→ INFORMATION SUPPLIED
================

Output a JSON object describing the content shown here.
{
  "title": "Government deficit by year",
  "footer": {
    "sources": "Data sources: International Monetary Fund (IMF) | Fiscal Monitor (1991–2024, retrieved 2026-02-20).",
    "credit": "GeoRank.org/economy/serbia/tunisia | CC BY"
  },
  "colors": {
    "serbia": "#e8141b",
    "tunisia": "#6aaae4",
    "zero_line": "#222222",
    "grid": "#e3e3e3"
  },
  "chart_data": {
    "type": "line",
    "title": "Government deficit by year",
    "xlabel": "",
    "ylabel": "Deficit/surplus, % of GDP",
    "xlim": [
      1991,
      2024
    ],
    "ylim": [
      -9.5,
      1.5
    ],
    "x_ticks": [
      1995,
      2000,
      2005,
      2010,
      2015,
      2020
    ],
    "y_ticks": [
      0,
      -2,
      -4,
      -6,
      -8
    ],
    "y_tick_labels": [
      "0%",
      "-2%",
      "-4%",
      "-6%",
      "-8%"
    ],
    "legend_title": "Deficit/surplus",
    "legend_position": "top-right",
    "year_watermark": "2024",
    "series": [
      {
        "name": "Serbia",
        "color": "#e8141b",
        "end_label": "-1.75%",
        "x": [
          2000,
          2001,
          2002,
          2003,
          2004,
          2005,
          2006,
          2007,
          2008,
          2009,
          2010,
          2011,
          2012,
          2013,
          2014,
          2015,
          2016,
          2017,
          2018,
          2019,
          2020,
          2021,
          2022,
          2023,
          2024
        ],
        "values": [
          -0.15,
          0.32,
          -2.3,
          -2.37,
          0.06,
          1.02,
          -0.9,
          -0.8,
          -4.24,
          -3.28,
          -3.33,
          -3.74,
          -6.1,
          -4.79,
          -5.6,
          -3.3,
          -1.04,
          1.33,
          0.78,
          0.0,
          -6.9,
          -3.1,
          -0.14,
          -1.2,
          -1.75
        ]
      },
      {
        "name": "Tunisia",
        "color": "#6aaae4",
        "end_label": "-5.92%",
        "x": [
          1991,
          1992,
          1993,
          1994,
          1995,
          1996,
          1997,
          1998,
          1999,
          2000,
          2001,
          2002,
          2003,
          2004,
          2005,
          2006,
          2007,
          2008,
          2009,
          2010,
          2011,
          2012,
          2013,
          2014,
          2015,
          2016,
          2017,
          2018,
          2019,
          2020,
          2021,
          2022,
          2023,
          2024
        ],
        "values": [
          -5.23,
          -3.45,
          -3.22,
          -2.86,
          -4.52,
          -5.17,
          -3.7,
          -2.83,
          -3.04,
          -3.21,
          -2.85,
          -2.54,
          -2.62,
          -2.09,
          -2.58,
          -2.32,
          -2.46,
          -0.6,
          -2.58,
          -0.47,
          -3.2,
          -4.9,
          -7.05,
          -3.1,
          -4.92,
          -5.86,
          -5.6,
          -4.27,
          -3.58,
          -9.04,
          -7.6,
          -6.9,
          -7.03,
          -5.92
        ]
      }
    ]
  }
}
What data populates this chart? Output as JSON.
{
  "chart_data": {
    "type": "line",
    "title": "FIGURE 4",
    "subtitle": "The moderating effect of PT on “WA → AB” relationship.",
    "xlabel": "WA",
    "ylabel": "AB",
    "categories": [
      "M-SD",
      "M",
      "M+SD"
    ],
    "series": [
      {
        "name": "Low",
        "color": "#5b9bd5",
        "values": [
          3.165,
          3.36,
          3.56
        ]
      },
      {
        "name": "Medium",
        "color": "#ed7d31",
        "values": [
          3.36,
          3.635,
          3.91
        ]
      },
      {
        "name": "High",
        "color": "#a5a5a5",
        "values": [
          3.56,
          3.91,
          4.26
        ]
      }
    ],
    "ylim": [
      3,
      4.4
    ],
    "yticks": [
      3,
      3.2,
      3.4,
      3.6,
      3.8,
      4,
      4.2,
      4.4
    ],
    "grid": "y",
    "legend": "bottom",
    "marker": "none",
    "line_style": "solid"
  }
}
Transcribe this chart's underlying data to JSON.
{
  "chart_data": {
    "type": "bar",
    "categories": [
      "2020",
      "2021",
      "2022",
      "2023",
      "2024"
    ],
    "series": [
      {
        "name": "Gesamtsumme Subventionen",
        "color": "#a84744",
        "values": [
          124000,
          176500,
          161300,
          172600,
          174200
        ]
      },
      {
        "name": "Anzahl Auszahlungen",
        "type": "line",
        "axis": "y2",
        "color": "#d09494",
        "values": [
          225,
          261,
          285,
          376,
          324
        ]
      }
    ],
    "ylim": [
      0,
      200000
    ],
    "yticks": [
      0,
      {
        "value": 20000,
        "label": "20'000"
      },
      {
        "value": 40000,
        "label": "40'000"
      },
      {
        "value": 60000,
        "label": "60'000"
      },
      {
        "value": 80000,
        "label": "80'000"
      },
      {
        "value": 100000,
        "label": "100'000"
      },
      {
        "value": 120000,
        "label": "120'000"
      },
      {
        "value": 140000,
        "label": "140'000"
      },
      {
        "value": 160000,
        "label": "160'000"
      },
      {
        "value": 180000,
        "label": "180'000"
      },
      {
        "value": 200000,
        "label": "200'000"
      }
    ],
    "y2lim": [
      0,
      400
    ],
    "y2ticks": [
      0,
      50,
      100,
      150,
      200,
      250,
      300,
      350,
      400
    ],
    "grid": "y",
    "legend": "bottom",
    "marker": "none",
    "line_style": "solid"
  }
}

================

→ REQUEST
Set down the entries verbatim, leaving none out.

→ TASK RESULT
Output a JSON object describing the content shown here.
{
  "title": "Government deficit by year",
  "footer": {
    "sources": "Data sources: International Monetary Fund (IMF) | Fiscal Monitor (1991–2024, retrieved 2026-02-20).",
    "credit": "GeoRank.org/economy/serbia/tunisia | CC BY"
  },
  "colors": {
    "serbia": "#e8141b",
    "tunisia": "#6aaae4",
    "zero_line": "#222222",
    "grid": "#e3e3e3"
  },
  "chart_data": {
    "type": "line",
    "title": "Government deficit by year",
    "xlabel": "",
    "ylabel": "Deficit/surplus, % of GDP",
    "xlim": [
      1991,
      2024
    ],
    "ylim": [
      -9.5,
      1.5
    ],
    "x_ticks": [
      1995,
      2000,
      2005,
      2010,
      2015,
      2020
    ],
    "y_ticks": [
      0,
      -2,
      -4,
      -6,
      -8
    ],
    "y_tick_labels": [
      "0%",
      "-2%",
      "-4%",
      "-6%",
      "-8%"
    ],
    "legend_title": "Deficit/surplus",
    "legend_position": "top-right",
    "year_watermark": "2024",
    "series": [
      {
        "name": "Serbia",
        "color": "#e8141b",
        "end_label": "-1.75%",
        "x": [
          2000,
          2001,
          2002,
          2003,
          2004,
          2005,
          2006,
          2007,
          2008,
          2009,
          2010,
          2011,
          2012,
          2013,
          2014,
          2015,
          2016,
          2017,
          2018,
          2019,
          2020,
          2021,
          2022,
          2023,
          2024
        ],
        "values": [
          -0.15,
          0.32,
          -2.3,
          -2.37,
          0.06,
          1.02,
          -0.9,
          -0.8,
          -4.24,
          -3.28,
          -3.33,
          -3.74,
          -6.1,
          -4.79,
          -5.6,
          -3.3,
          -1.04,
          1.33,
          0.78,
          0.0,
          -6.9,
          -3.1,
          -0.14,
          -1.2,
          -1.75
        ]
      },
      {
        "name": "Tunisia",
        "color": "#6aaae4",
        "end_label": "-5.92%",
        "x": [
          1991,
          1992,
          1993,
          1994,
          1995,
          1996,
          1997,
          1998,
          1999,
          2000,
          2001,
          2002,
          2003,
          2004,
          2005,
          2006,
          2007,
          2008,
          2009,
          2010,
          2011,
          2012,
          2013,
          2014,
          2015,
          2016,
          2017,
          2018,
          2019,
          2020,
          2021,
          2022,
          2023,
          2024
        ],
        "values": [
          -5.23,
          -3.45,
          -3.22,
          -2.86,
          -4.52,
          -5.17,
          -3.7,
          -2.83,
          -3.04,
          -3.21,
          -2.85,
          -2.54,
          -2.62,
          -2.09,
          -2.58,
          -2.32,
          -2.46,
          -0.6,
          -2.58,
          -0.47,
          -3.2,
          -4.9,
          -7.05,
          -3.1,
          -4.92,
          -5.86,
          -5.6,
          -4.27,
          -3.58,
          -9.04,
          -7.6,
          -6.9,
          -7.03,
          -5.92
        ]
      }
    ]
  }
}
What data populates this chart? Output as JSON.
{
  "chart_data": {
    "type": "line",
    "title": "FIGURE 4",
    "subtitle": "The moderating effect of PT on “WA → AB” relationship.",
    "xlabel": "WA",
    "ylabel": "AB",
    "categories": [
      "M-SD",
      "M",
      "M+SD"
    ],
    "series": [
      {
        "name": "Low",
        "color": "#5b9bd5",
        "values": [
          3.165,
          3.36,
          3.56
        ]
      },
      {
        "name": "Medium",
        "color": "#ed7d31",
        "values": [
          3.36,
          3.635,
          3.91
        ]
      },
      {
        "name": "High",
        "color": "#a5a5a5",
        "values": [
          3.56,
          3.91,
          4.26
        ]
      }
    ],
    "ylim": [
      3,
      4.4
    ],
    "yticks": [
      3,
      3.2,
      3.4,
      3.6,
      3.8,
      4,
      4.2,
      4.4
    ],
    "grid": "y",
    "legend": "bottom",
    "marker": "none",
    "line_style": "solid"
  }
}
Transcribe this chart's underlying data to JSON.
{
  "chart_data": {
    "type": "bar",
    "categories": [
      "2020",
      "2021",
      "2022",
      "2023",
      "2024"
    ],
    "series": [
      {
        "name": "Gesamtsumme Subventionen",
        "color": "#a84744",
        "values": [
          124000,
          176500,
          161300,
          172600,
          174200
        ]
      },
      {
        "name": "Anzahl Auszahlungen",
        "type": "line",
        "axis": "y2",
        "color": "#d09494",
        "values": [
          225,
          261,
          285,
          376,
          324
        ]
      }
    ],
    "ylim": [
      0,
      200000
    ],
    "yticks": [
      0,
      {
        "value": 20000,
        "label": "20'000"
      },
      {
        "value": 40000,
        "label": "40'000"
      },
      {
        "value": 60000,
        "label": "60'000"
      },
      {
        "value": 80000,
        "label": "80'000"
      },
      {
        "value": 100000,
        "label": "100'000"
      },
      {
        "value": 120000,
        "label": "120'000"
      },
      {
        "value": 140000,
        "label": "140'000"
      },
      {
        "value": 160000,
        "label": "160'000"
      },
      {
        "value": 180000,
        "label": "180'000"
      },
      {
        "value": 200000,
        "label": "200'000"
      }
    ],
    "y2lim": [
      0,
      400
    ],
    "y2ticks": [
      0,
      50,
      100,
      150,
      200,
      250,
      300,
      350,
      400
    ],
    "grid": "y",
    "legend": "bottom",
    "marker": "none",
    "line_style": "solid"
  }
}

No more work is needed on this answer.